● **Texte source**
== == ==

En hommage aux Gueules cassées
L’avarie qui, la semaine dernière, a paralysé des heures durant
une ligne de métro francilienne
(« RER ») et mis en émeute des dizaines de milliers d’usagers
– la foule exaspérée envahissant la voie pour échapper au supplice de l’inertie de
masse – mérite d’autant plus la réflexion que les divers Agents
responsables de la grande machinerie en donnèrent des explications hétéroclites.
La panique aussi avait sans doute commencé de gagner le cerveau de l’entreprise
puisque, dans un de ses communiqués, elle invoqua la responsabilité de la foule
irresponsable : comment rétablir le trafic, n’est-ce pas, sur une ligne
envahie par des hordes de brebis furieuses ? Même le Bon Pasteur y
renoncerait.
L’épisode, non seulement nous le savons typique
du régime des transports en commun de la région parisienne, mais encore
devons-nous y reconnaître un classique
de la vie en zone post-industrielle. Car ses grandes machines mettent en panne, tels les bricks et les
goélettes de la marine à voile – à ceci près que leurs pannes surviennent non
comme une manœuvre concertée mais tel un acte
manqué. Thèse : la Panne est à un réseau post-industriel ce que,
depuis Freud, un acte manqué dit de l’âme au fil de ses besognes les plus
modestes. Comme il y a une psychopathologie
de la vie quotidienne, de même devons-nous concevoir une économie négative de l’existence
post-industrielle, une tératologie de la puissance. Question : de quel
désordre premier, de quelle souffrance retenue la Panne est-elle l’acte manqué,
l’heure de vérité par bévue, l’affect captif libéré par inadvertance, la
déraison rationnelle ?
Première donnée : Réseau, ou grande
machine, ou « macrosystème » (Alain Gras, 1993), autant d’appellations
équivalentes pour le même savant agencement, une horlogerie dont la performance
visée dépend de l’unisson de plusieurs sous-systèmes dont chacun possède une
seule compétence spécifique non substituable. Un réseau de transport ou de
communication, un complexe de services, de nos jours, n’obéissent pas au
morcellement simple caractéristique de la division mécanique du travail
industriel : ils articulent et intègrent plusieurs fonctionnalités complètes, véritables
« régions » logistiques dont chacune représente en elle-même un
« monde » – à l’image d’un
animal dont le corps se compose de nombreux organismes, interdépendants certes
et doués pourtant, chacun, d’une véritable vie animale, y compris son mode
parasitaire. L’ensemble des opérations nécessaires à un avion gros transporteur
en plein vol illustre à la perfection le très haut degré de régulation et de fragilité propre à tout macrosystème. Dans le cas des transports en
commun de la métropole parisienne : chaque rame ne roule que si chaque segment des vastes bureaucraties
coresponsables (RATP, SNCF, EDF, corps préfectoraux, etc.) raisonne à l’échelle
du ressort tout entier. Une rame ne
roule que si quelque horloger en a d’abord calculé le mouvement parmi des
centaines. Il n’y a pas de rame comptée une à une, mais des vagues, une houle, une
escadre, des strates – et un stratège (un compositeur, un chef de chœur).

== == ==

● **Données d'entrée**
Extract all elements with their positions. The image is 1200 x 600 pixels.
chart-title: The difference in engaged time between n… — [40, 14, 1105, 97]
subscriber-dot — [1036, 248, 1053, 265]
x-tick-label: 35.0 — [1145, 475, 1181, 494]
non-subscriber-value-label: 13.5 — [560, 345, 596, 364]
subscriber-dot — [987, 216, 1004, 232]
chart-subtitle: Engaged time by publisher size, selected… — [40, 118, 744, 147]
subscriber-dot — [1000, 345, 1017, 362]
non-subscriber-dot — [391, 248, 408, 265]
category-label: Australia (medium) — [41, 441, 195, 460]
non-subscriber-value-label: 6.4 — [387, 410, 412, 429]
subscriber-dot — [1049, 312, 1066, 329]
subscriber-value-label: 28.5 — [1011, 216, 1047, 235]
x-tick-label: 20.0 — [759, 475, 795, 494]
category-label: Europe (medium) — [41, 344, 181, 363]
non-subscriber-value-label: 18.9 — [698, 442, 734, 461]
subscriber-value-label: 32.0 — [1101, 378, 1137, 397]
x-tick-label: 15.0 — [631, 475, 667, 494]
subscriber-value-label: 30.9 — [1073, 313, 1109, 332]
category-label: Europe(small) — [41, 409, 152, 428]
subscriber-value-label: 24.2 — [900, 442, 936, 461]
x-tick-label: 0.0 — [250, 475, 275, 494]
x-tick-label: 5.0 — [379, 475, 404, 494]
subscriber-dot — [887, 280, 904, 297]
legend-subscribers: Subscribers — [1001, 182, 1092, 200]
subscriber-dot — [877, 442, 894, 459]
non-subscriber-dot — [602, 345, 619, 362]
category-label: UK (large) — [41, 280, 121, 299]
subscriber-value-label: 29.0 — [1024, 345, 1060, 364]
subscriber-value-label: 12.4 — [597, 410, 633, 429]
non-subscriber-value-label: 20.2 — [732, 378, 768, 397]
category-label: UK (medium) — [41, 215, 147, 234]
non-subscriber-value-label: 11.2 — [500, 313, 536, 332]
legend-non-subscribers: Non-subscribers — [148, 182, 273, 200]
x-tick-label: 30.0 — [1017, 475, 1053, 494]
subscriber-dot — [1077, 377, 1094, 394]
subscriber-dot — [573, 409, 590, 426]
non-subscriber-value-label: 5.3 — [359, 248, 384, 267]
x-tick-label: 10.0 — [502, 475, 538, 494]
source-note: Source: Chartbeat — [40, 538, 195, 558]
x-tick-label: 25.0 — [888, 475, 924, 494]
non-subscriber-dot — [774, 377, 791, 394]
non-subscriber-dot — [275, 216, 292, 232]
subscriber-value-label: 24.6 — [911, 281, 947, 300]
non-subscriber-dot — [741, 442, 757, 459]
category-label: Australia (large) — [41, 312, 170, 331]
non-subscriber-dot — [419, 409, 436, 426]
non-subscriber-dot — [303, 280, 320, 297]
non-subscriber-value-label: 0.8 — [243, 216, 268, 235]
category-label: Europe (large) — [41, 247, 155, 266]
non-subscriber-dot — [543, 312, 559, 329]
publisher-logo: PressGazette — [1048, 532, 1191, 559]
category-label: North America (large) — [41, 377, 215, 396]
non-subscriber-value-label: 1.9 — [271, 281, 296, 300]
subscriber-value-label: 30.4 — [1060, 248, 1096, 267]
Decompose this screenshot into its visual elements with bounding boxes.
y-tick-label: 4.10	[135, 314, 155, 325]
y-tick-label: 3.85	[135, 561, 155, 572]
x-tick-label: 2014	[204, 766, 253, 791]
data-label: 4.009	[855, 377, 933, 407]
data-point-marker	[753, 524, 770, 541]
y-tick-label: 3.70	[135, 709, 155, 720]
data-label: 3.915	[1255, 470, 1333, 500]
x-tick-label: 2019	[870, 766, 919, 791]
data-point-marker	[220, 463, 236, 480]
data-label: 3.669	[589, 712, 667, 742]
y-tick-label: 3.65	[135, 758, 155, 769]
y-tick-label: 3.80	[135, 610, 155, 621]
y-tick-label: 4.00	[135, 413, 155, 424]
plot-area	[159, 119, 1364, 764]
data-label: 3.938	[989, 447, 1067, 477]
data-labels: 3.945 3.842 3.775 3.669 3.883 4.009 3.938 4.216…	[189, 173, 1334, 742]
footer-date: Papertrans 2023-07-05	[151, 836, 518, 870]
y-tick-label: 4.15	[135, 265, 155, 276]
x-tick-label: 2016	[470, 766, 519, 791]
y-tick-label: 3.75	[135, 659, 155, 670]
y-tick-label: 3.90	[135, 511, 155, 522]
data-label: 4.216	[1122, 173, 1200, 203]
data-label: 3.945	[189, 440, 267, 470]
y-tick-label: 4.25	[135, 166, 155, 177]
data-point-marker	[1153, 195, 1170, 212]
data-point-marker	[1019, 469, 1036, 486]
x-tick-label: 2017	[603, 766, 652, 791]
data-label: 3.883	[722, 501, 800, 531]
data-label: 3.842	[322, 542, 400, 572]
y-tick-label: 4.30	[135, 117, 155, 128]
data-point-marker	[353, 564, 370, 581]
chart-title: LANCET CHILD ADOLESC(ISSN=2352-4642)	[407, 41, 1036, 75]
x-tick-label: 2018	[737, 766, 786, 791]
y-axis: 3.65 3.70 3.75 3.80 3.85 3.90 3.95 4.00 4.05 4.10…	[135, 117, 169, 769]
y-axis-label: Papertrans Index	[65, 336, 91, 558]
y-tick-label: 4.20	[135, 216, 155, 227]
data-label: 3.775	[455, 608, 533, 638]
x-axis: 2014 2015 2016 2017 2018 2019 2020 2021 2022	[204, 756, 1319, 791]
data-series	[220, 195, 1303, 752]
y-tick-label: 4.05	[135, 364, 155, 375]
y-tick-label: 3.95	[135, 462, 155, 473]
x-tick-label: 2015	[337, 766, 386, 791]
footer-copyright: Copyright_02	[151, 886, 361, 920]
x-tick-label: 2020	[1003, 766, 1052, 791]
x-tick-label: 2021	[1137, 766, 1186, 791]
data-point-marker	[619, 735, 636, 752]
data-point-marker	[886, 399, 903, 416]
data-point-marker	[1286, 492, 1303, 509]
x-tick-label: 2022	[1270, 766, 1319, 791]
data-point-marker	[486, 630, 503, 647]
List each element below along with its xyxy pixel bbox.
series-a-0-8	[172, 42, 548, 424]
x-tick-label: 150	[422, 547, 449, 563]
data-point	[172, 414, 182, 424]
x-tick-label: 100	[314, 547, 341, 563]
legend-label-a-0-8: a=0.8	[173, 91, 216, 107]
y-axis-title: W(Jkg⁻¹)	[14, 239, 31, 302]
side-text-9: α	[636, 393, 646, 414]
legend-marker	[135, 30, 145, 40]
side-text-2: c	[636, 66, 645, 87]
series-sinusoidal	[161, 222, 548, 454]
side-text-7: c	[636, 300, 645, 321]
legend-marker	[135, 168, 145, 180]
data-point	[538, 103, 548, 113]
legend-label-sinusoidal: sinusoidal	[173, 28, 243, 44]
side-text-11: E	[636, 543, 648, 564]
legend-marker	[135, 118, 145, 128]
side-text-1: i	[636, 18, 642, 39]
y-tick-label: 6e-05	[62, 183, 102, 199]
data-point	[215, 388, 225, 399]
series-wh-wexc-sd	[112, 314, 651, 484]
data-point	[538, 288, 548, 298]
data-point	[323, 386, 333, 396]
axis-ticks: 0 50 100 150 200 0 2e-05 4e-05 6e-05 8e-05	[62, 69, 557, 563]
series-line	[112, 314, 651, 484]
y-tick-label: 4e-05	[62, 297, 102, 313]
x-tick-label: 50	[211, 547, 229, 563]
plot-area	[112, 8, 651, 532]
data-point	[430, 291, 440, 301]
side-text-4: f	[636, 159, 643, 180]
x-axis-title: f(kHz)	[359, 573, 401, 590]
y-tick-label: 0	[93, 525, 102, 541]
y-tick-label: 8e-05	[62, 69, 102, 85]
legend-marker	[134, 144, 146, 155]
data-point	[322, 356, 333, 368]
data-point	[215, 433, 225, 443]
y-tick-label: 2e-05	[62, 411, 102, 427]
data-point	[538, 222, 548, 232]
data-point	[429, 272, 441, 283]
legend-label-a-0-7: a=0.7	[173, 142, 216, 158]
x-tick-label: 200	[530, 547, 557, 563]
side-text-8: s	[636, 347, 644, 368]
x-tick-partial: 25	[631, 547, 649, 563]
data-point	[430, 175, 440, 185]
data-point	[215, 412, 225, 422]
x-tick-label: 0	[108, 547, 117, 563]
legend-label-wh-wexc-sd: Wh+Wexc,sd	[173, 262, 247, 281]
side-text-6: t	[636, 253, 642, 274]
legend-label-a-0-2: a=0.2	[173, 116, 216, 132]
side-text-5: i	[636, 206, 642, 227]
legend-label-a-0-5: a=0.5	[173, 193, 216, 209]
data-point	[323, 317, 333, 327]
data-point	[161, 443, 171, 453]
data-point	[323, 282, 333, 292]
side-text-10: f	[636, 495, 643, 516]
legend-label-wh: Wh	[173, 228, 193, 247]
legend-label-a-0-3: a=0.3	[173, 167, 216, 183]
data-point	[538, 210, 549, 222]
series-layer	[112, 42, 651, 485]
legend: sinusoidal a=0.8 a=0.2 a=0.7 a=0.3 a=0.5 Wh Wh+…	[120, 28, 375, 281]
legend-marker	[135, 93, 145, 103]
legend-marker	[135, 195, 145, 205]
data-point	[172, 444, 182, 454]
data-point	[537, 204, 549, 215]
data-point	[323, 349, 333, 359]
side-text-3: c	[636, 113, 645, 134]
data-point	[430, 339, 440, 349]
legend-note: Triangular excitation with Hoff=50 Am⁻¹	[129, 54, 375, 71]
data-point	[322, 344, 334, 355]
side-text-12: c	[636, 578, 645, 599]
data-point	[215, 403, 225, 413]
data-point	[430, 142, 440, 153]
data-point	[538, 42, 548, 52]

== == ==

● **Consigne écrite A**
Renvoyez sans changement les rangées depuis le début des données jusqu'à la rangée qui contient « category-label: Europe(small) — », cette dernière comprise.
● **Consigne écrite B**
Reprenez le texte sur la panne dans les réseaux post-industriels à la suite de sa dernière phrase et prolongez-le.

● **Résultat A**
Extract all elements with their positions. The image is 1200 x 600 pixels.
chart-title: The difference in engaged time between n… — [40, 14, 1105, 97]
subscriber-dot — [1036, 248, 1053, 265]
x-tick-label: 35.0 — [1145, 475, 1181, 494]
non-subscriber-value-label: 13.5 — [560, 345, 596, 364]
subscriber-dot — [987, 216, 1004, 232]
chart-subtitle: Engaged time by publisher size, selected… — [40, 118, 744, 147]
subscriber-dot — [1000, 345, 1017, 362]
non-subscriber-dot — [391, 248, 408, 265]
category-label: Australia (medium) — [41, 441, 195, 460]
non-subscriber-value-label: 6.4 — [387, 410, 412, 429]
subscriber-dot — [1049, 312, 1066, 329]
subscriber-value-label: 28.5 — [1011, 216, 1047, 235]
x-tick-label: 20.0 — [759, 475, 795, 494]
category-label: Europe (medium) — [41, 344, 181, 363]
non-subscriber-value-label: 18.9 — [698, 442, 734, 461]
subscriber-value-label: 32.0 — [1101, 378, 1137, 397]
x-tick-label: 15.0 — [631, 475, 667, 494]
subscriber-value-label: 30.9 — [1073, 313, 1109, 332]
category-label: Europe(small) — [41, 409, 152, 428]

● **Résultat B**
Deuxième donnée : comme un corps
vivant ne s’individualise dans son milieu d’origine qu’en privilégiant certaines
fonctions et qu’en admettant les handicaps complémentaires du coup normalisés (l’homo sapiens, optiquement surdoué,
infirme acoustique et olfactif), de même un macrosystème ne nous soulage-t-il
de la pesanteur et de la massivité industrielles qu’en optant pour les valeurs
de flux, d’apesanteur, d’immatérialité, d’accélération, de dissipation. Dans le
duel ontologique de l’énergie et de ses stases matérielles, il choisit la
première (et de préférence ses valeurs quantiques), il déclare une guerre
féroce à la matière (son tort : s’accumuler, sédimenter, ralentir, encombrer). Chez les
managers, cet idéal post-industriel se nomme : « flux
tendus » ; chez les philosophes, « lignes de fuite »
(Deleuze, Lyotard, Toni Negri) ; chez les plasticiens, « machines
célibataires » (Marcel Duchamp), ou « installations » (toute la
vidéoculture et son immense imposture d’art). L’industrialisme se fondait sur
le principe d’un moteur et d’une mobilisation résistant à de l’inertie.
L’époque post-industrielle se fonde sur celui du contact (électronique) et de
la trace (informatique) en dissipation potentielle (pas de stocks, rien que des
simulations), en réticulation neuronale, par grappes connectiques.
Troisième donnée : les systèmes industriels
redoutaient la panne, les
macrosystèmes post-industriels l’engendrent et l’anticipent d’eux-mêmes car
l’économie du flux tendu présuppose,
en amont et de principe, qu’à la différence du système industriel fermé sur
lui-même comme une usine derrière ses hauts murs, le macro-système se comprenne
comme technique d’une ouverture variable,
et réglée sur un milieu instable.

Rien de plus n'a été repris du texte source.